- **Short exercise 1**
Print the lines of the source records exactly as they appear, beginning with the first line of the records and continuing through the line that contains "- font-color-icon[interactable]: A: [137, 106, 159, 123]", including both of those lines.

- **Reading passage**
★ ★ ★ ★

Hauser
and Wirth Somerset
Aaron Schuman, Untitled (Bonfire), from the series Summer Set (2012)
15th
November – 31st
January
David Wojtowycz, The Lake (2012)
There
is nothing more unsettling in our tumultuous times, than images of
nature appearing to act naturally. In the age of the Anthropocene,
a trip to the Somerset countryside no longer has the same
picturesque, nostalgia-inducing appeal that once enticed caravaners
and watercolourists out of the suburbs. Landscape is no longer
witness to the dream of reason. Sublime and technological sublime are
now entangled in a romantic embrace of slow-death; locked in the
mutual chokehold of the forever undead. The hills really do have
eyes, but this time not those of alienated savages but of an alien
landscape – the nature once feared before it was tamed and
refashioned in the 18th
and 19th
centuries. Or perhaps these are the eyes of surveillance, following
us from the city. A gaze that follows us from within and without our
bodies, oscillating between perceived unity and abject thingness, as
we peer from behind ourselves. Hidden in the foliage the gaze that
watches identifies both with the unknown threat of horror cliché and
Benjamin's camera operator but never with the zombie actor whose
sightseeing corpse is framed. It is the familiar yet unidentifiable
gaze that surveils us in our endless work lives as we chase the next
project or tweet another opinion, and as we check-in with our
fictions of how best to promote ourselves online or how the world
perceives us. It is the blind reptilian gaze of neoliberalism, which
doubles as our own, dreaming our dreams and enabling the
reconfiguration of power and control around our CV careers;
tightening around everyday life with every breath – every blog post
– like a vast boa constrictor. It watches us mockingly as we
hopelessly try to reconcile the rift between self and world with the
sheer will and conviction of our Gore-Texed
rural perambulations. It is the GPS that pinpoints our exact location
as we scan the view for signs of life. It is the faint intangible
atmosphere that haunts us as we attempt to stop the buzzing swarm of
me-ness and penetrate the smug mimesis of the landscape before us
that withholds its materiality from representation.
Approaching
Hauser and Wirth Somerset by car is a reminder that middle class
mythologies still hang like an opulent damask veil over our
disquieting new landscape. My friends and I debate whether or not
wellies will be needed for the short walk from the visitor car park
to the lavishly refurbished farm buildings. We glimpse the bistro in
which we have a table booked for lunch. We peruse the selection of
art theory books including, unironically, Clare Bishop's critique of
participatory art, 'Artificial Hells'. On entering Qwaypurlake,
a group exhibition curated by Simon Morrissey, what strikes you is
the apparent tameness, even conservatism, of the works included. The
seeming mundaneness of some of the photographic images, for example,
and the reassuring familiarity of the landscape images, lull us into
a false sense of security. Look again. These are not the landscapes
you're looking for! The works here are representations of an older
landscape – the pagan landscape of soil and life-cycles, geology
and 'deep time', pantheism and animistic energies – that is hidden
just below the septic aberration of space and time we call
capitalism. The strange resonances that come from many of the works
are like clarion calls from our planet, not in the egotistical sense
of it asking us to save it but a deeper tone. The voice of landscape
as a primordial echo – a shrug of knowing acceptance or an earthly
stirring to shake off the sedimented crust of scar tissue we call
human culture.

★ ★ ★ ★

- **Short exercise 2**
List every person named in the exhibition review.

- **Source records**
★ ★ ★ ★

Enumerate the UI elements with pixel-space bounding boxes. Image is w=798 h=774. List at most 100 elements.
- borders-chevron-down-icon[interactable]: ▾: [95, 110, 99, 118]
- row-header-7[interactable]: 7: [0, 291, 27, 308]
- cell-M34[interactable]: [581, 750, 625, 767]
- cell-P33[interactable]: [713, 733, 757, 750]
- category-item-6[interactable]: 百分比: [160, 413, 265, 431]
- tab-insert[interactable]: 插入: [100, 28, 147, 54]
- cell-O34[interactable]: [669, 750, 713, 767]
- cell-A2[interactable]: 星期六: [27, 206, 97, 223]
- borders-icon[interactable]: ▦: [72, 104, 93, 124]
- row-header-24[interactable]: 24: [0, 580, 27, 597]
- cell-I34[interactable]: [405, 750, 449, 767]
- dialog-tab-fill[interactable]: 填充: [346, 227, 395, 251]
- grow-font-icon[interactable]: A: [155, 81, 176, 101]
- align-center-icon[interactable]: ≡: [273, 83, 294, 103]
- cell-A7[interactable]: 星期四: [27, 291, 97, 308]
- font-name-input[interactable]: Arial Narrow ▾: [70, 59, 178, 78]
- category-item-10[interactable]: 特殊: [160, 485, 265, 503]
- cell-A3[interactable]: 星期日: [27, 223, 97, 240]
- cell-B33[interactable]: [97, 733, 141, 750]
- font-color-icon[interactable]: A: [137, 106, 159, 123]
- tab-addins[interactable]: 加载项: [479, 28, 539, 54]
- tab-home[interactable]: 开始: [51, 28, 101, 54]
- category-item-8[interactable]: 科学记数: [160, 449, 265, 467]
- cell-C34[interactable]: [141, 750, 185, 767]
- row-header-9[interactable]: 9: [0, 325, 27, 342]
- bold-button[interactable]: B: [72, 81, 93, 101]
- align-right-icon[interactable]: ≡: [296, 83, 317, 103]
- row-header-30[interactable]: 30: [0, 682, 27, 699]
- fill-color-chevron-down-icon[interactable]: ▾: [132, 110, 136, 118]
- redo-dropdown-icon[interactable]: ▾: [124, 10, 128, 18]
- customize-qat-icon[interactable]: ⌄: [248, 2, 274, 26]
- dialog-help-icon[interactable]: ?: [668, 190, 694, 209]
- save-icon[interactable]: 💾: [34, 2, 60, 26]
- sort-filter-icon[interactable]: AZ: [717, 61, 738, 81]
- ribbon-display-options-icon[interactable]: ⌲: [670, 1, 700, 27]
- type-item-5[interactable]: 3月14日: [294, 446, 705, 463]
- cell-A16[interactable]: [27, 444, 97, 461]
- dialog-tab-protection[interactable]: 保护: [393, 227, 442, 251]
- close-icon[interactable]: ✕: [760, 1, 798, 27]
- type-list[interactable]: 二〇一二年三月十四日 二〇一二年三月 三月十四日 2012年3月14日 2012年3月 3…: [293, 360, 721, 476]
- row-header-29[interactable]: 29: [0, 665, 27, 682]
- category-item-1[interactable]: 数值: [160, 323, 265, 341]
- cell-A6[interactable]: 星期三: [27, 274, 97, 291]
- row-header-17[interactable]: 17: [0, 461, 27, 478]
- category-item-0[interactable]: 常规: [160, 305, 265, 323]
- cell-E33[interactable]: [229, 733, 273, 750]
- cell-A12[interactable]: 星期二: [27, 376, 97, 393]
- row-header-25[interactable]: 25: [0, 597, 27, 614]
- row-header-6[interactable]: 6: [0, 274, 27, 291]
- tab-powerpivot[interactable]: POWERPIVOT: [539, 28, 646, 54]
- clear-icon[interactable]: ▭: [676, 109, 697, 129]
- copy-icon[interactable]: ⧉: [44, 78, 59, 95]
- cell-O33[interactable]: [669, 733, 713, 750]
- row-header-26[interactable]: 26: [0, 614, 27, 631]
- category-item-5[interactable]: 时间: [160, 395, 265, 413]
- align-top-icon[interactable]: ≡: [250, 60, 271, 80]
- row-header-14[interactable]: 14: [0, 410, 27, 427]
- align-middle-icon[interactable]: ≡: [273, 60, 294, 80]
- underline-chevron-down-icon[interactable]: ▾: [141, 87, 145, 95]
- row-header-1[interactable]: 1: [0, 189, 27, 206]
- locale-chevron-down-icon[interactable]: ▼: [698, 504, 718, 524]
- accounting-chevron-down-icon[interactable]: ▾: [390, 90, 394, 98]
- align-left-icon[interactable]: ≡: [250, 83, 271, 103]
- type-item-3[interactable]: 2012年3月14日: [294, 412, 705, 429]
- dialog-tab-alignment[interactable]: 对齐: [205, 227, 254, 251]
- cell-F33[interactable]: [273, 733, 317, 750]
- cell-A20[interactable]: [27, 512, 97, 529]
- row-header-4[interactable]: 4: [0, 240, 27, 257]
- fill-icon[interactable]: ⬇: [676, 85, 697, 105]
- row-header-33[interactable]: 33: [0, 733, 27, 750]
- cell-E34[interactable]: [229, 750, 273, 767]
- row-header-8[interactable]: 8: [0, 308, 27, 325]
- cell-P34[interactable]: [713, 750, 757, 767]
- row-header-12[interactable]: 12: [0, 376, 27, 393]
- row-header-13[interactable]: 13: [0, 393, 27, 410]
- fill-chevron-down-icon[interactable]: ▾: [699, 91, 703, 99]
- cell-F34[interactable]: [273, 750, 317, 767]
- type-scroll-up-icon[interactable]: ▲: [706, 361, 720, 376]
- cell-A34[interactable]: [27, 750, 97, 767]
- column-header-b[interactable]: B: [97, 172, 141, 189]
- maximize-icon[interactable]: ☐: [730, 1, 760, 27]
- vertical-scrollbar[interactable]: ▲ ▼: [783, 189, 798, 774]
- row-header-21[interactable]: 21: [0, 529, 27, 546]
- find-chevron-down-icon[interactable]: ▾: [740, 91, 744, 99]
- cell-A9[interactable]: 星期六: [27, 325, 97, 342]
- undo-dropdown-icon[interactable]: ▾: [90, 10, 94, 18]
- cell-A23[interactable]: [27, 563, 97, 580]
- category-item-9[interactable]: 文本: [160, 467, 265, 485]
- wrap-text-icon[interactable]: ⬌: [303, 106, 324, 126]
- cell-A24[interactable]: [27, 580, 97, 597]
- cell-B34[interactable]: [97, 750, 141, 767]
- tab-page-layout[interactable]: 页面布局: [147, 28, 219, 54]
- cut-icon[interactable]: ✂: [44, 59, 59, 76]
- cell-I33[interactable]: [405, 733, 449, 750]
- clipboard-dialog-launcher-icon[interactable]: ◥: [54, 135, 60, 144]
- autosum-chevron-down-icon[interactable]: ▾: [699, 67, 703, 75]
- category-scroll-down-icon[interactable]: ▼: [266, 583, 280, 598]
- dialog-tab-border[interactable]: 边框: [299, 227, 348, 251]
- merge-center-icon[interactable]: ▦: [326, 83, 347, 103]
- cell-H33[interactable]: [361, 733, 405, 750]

★ ★ ★ ★

- **Complete response 1**
Enumerate the UI elements with pixel-space bounding boxes. Image is w=798 h=774. List at most 100 elements.
- borders-chevron-down-icon[interactable]: ▾: [95, 110, 99, 118]
- row-header-7[interactable]: 7: [0, 291, 27, 308]
- cell-M34[interactable]: [581, 750, 625, 767]
- cell-P33[interactable]: [713, 733, 757, 750]
- category-item-6[interactable]: 百分比: [160, 413, 265, 431]
- tab-insert[interactable]: 插入: [100, 28, 147, 54]
- cell-O34[interactable]: [669, 750, 713, 767]
- cell-A2[interactable]: 星期六: [27, 206, 97, 223]
- borders-icon[interactable]: ▦: [72, 104, 93, 124]
- row-header-24[interactable]: 24: [0, 580, 27, 597]
- cell-I34[interactable]: [405, 750, 449, 767]
- dialog-tab-fill[interactable]: 填充: [346, 227, 395, 251]
- grow-font-icon[interactable]: A: [155, 81, 176, 101]
- align-center-icon[interactable]: ≡: [273, 83, 294, 103]
- cell-A7[interactable]: 星期四: [27, 291, 97, 308]
- font-name-input[interactable]: Arial Narrow ▾: [70, 59, 178, 78]
- category-item-10[interactable]: 特殊: [160, 485, 265, 503]
- cell-A3[interactable]: 星期日: [27, 223, 97, 240]
- cell-B33[interactable]: [97, 733, 141, 750]
- font-color-icon[interactable]: A: [137, 106, 159, 123]

- **Complete response 2**
Aaron Schuman
David Wojtowycz
Benjamin
Clare Bishop
Simon Morrissey